Exercise brief ▸
Write every record out again exactly, and keep images out of it.

** START Material shown **

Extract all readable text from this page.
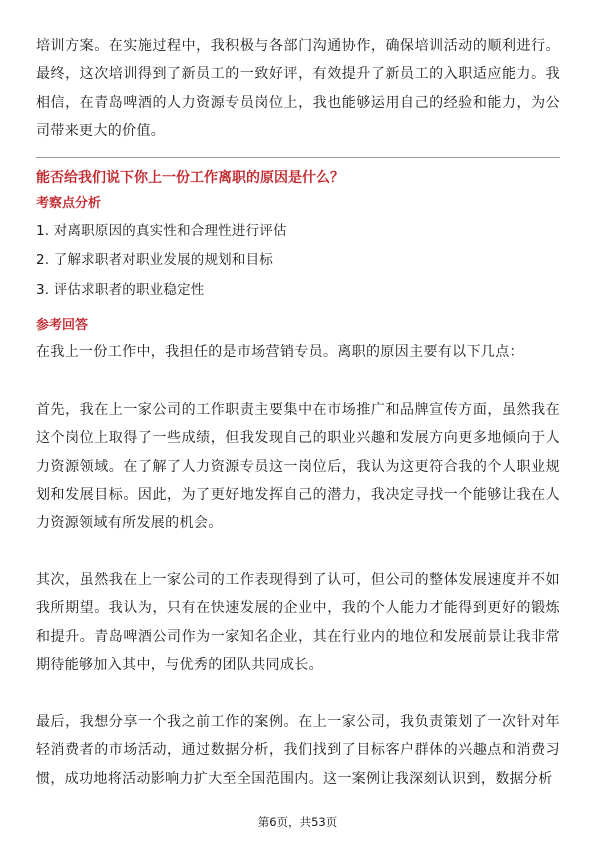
培训方案。在实施过程中，我积极与各部门沟通协作，确保培训活动的顺利进行。最终，这次培训得到了新员工的一致好评，有效提升了新员工的入职适应能力。我相信，在青岛啤酒的人力资源专员岗位上，我也能够运用自己的经验和能力，为公司带来更大的价值。

能否给我们说下你上一份工作离职的原因是什么？

考察点分析

1. 对离职原因的真实性和合理性进行评估

2. 了解求职者对职业发展的规划和目标

3. 评估求职者的职业稳定性

参考回答

在我上一份工作中，我担任的是市场营销专员。离职的原因主要有以下几点：

首先，我在上一家公司的工作职责主要集中在市场推广和品牌宣传方面，虽然我在这个岗位上取得了一些成绩，但我发现自己的职业兴趣和发展方向更多地倾向于人力资源领域。在了解了人力资源专员这一岗位后，我认为这更符合我的个人职业规划和发展目标。因此，为了更好地发挥自己的潜力，我决定寻找一个能够让我在人力资源领域有所发展的机会。

其次，虽然我在上一家公司的工作表现得到了认可，但公司的整体发展速度并不如我所期望。我认为，只有在快速发展的企业中，我的个人能力才能得到更好的锻炼和提升。青岛啤酒公司作为一家知名企业，其在行业内的地位和发展前景让我非常期待能够加入其中，与优秀的团队共同成长。

最后，我想分享一个我之前工作的案例。在上一家公司，我负责策划了一次针对年轻消费者的市场活动，通过数据分析，我们找到了目标客户群体的兴趣点和消费习惯，成功地将活动影响力扩大至全国范围内。这一案例让我深刻认识到，数据分析

第6页，共53页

** END Material shown **

Problem solution ▸
Extract all readable text from this page.
培训方案。在实施过程中，我积极与各部门沟通协作，确保培训活动的顺利进行。最终，这次培训得到了新员工的一致好评，有效提升了新员工的入职适应能力。我相信，在青岛啤酒的人力资源专员岗位上，我也能够运用自己的经验和能力，为公司带来更大的价值。

能否给我们说下你上一份工作离职的原因是什么？

考察点分析

1. 对离职原因的真实性和合理性进行评估

2. 了解求职者对职业发展的规划和目标

3. 评估求职者的职业稳定性

参考回答

在我上一份工作中，我担任的是市场营销专员。离职的原因主要有以下几点：

首先，我在上一家公司的工作职责主要集中在市场推广和品牌宣传方面，虽然我在这个岗位上取得了一些成绩，但我发现自己的职业兴趣和发展方向更多地倾向于人力资源领域。在了解了人力资源专员这一岗位后，我认为这更符合我的个人职业规划和发展目标。因此，为了更好地发挥自己的潜力，我决定寻找一个能够让我在人力资源领域有所发展的机会。

其次，虽然我在上一家公司的工作表现得到了认可，但公司的整体发展速度并不如我所期望。我认为，只有在快速发展的企业中，我的个人能力才能得到更好的锻炼和提升。青岛啤酒公司作为一家知名企业，其在行业内的地位和发展前景让我非常期待能够加入其中，与优秀的团队共同成长。

最后，我想分享一个我之前工作的案例。在上一家公司，我负责策划了一次针对年轻消费者的市场活动，通过数据分析，我们找到了目标客户群体的兴趣点和消费习惯，成功地将活动影响力扩大至全国范围内。这一案例让我深刻认识到，数据分析

第6页，共53页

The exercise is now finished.